REQUEST:
Extract and list every line that contains the word "ffffff".

DATA IN THIS EXERCISE:
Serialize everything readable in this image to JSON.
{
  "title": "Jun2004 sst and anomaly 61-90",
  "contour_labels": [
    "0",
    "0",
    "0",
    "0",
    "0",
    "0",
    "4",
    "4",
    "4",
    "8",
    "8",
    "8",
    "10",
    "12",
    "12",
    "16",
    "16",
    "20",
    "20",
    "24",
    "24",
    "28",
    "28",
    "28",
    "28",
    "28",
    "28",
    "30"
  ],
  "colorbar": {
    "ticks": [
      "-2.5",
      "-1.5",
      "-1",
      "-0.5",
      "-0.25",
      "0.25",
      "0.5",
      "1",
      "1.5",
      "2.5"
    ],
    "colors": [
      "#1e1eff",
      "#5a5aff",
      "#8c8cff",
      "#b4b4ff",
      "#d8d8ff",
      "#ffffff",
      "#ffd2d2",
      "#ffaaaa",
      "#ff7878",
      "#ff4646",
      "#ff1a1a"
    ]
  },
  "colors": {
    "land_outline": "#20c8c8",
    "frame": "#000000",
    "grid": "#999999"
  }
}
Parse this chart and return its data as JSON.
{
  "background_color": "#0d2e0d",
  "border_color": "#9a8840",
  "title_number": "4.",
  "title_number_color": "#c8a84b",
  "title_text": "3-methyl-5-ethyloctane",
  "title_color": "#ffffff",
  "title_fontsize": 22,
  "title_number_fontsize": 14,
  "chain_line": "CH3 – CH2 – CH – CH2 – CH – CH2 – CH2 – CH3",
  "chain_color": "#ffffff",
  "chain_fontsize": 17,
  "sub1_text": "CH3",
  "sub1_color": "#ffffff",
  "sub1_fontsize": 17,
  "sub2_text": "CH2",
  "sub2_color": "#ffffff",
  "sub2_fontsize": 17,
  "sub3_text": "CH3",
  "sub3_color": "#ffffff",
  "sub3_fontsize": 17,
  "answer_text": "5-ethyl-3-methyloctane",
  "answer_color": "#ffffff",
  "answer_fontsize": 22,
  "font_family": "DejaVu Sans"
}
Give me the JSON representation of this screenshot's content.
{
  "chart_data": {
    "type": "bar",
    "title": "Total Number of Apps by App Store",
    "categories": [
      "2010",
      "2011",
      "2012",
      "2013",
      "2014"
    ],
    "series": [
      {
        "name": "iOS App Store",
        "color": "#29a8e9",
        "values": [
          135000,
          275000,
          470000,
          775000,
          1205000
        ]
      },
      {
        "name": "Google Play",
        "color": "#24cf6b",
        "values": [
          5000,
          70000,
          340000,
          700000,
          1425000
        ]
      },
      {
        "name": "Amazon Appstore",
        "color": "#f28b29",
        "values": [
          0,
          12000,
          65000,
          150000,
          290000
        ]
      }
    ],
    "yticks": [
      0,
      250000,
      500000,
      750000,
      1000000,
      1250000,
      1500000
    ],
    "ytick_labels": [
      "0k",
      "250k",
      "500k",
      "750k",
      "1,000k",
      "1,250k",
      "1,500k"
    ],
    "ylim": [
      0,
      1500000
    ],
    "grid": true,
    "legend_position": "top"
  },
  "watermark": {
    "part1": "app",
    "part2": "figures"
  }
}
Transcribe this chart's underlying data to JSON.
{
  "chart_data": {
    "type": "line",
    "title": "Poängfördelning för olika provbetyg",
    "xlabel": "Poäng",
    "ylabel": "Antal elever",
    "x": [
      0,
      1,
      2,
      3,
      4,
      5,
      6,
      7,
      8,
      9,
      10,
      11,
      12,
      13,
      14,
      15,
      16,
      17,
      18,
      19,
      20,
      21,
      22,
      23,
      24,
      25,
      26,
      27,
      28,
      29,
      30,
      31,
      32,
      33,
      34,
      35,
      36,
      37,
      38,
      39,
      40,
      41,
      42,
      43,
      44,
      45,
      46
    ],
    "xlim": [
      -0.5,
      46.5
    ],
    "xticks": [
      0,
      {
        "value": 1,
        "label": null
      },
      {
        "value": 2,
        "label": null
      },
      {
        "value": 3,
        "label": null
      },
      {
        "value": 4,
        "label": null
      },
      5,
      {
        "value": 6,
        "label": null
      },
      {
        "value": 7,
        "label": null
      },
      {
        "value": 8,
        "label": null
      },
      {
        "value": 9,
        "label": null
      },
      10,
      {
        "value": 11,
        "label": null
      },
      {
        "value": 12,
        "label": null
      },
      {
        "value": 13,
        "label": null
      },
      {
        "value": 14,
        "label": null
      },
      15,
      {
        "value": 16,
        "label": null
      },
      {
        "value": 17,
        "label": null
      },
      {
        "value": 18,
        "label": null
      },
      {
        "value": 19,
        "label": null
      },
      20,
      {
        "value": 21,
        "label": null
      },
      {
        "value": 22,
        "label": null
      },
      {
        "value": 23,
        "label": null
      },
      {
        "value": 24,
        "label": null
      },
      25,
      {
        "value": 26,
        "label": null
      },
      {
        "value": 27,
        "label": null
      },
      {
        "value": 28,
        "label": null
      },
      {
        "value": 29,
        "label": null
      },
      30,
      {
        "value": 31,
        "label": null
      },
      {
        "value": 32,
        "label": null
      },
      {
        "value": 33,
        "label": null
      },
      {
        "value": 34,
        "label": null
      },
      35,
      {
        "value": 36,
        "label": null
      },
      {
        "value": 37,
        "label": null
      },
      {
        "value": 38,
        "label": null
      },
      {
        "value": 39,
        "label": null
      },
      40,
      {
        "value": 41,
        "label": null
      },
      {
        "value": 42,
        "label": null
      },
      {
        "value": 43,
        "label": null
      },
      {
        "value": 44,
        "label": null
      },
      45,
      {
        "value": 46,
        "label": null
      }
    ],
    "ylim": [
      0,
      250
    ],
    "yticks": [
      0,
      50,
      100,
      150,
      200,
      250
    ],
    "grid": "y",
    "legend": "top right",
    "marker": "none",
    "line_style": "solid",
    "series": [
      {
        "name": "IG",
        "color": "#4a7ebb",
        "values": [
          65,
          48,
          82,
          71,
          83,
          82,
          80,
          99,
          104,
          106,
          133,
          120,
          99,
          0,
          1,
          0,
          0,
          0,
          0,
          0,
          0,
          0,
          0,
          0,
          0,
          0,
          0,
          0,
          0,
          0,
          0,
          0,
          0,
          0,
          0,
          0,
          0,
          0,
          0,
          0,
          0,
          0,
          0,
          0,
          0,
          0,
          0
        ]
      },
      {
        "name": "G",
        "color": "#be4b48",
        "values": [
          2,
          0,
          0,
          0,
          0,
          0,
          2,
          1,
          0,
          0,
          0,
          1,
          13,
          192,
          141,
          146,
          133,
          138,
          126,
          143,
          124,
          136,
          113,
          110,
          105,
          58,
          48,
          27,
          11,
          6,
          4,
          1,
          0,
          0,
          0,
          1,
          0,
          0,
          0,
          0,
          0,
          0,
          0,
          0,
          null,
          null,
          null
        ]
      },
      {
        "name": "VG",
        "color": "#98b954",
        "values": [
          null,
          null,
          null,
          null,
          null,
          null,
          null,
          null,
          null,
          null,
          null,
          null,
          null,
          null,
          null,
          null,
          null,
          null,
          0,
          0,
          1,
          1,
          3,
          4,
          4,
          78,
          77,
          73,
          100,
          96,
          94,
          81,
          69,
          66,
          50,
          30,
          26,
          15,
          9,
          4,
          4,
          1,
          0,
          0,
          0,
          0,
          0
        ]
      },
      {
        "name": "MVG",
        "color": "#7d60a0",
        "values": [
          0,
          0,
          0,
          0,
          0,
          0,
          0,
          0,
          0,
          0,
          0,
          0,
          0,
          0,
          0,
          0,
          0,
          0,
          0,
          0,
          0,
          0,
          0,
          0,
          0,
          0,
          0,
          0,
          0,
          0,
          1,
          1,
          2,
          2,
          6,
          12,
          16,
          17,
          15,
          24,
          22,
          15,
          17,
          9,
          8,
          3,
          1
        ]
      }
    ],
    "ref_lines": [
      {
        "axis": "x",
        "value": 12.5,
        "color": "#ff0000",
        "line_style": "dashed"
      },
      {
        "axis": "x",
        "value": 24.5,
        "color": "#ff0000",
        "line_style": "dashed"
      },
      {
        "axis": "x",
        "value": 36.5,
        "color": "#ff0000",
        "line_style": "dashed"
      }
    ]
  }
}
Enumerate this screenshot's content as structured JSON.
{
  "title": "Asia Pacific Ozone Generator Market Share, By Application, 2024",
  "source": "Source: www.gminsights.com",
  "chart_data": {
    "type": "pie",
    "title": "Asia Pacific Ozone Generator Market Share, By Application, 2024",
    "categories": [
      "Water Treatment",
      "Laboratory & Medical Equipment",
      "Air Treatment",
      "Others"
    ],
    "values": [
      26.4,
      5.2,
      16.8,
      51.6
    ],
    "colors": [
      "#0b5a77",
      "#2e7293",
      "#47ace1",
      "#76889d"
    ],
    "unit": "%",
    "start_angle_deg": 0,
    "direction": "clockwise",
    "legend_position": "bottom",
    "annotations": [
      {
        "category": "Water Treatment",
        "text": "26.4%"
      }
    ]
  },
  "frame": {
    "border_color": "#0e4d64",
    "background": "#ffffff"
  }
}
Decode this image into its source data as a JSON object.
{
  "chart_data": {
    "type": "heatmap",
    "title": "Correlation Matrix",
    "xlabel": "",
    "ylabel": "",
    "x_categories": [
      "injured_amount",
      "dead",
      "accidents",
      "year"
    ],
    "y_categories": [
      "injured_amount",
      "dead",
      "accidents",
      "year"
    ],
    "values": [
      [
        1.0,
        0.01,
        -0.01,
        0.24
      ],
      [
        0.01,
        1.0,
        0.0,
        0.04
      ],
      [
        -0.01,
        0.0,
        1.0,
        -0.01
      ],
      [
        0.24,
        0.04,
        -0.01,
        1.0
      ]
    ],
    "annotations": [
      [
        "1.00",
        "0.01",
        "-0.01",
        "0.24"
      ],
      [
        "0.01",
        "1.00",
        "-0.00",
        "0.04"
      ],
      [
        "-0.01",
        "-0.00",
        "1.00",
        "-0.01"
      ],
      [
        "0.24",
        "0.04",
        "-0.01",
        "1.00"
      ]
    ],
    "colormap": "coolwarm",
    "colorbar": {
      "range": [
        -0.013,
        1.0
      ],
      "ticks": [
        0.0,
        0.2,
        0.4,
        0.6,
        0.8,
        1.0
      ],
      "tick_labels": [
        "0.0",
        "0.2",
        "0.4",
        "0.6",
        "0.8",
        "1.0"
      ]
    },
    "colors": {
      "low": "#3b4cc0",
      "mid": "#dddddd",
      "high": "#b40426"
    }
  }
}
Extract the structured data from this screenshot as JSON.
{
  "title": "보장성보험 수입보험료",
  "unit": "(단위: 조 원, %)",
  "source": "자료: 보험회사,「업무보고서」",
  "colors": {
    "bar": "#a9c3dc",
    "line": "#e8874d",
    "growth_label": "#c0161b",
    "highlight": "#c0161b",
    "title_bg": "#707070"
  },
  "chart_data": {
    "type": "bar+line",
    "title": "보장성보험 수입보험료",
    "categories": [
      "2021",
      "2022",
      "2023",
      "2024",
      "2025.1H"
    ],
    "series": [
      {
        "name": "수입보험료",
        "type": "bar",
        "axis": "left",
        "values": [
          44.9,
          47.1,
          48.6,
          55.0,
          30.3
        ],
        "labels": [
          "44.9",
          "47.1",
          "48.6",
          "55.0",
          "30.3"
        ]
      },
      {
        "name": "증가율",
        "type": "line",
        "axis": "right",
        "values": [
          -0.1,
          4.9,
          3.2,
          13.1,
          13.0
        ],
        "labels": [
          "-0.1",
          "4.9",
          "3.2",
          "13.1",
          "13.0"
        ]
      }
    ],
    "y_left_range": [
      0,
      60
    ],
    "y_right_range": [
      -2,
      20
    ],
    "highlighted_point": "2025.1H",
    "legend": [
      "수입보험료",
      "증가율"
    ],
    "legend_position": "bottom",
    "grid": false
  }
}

WRITTEN ANSWER:
      "#ffffff",
  "title_color": "#ffffff",
  "chain_color": "#ffffff",
  "sub1_color": "#ffffff",
  "sub2_color": "#ffffff",
  "sub3_color": "#ffffff",
  "answer_color": "#ffffff",
    "background": "#ffffff"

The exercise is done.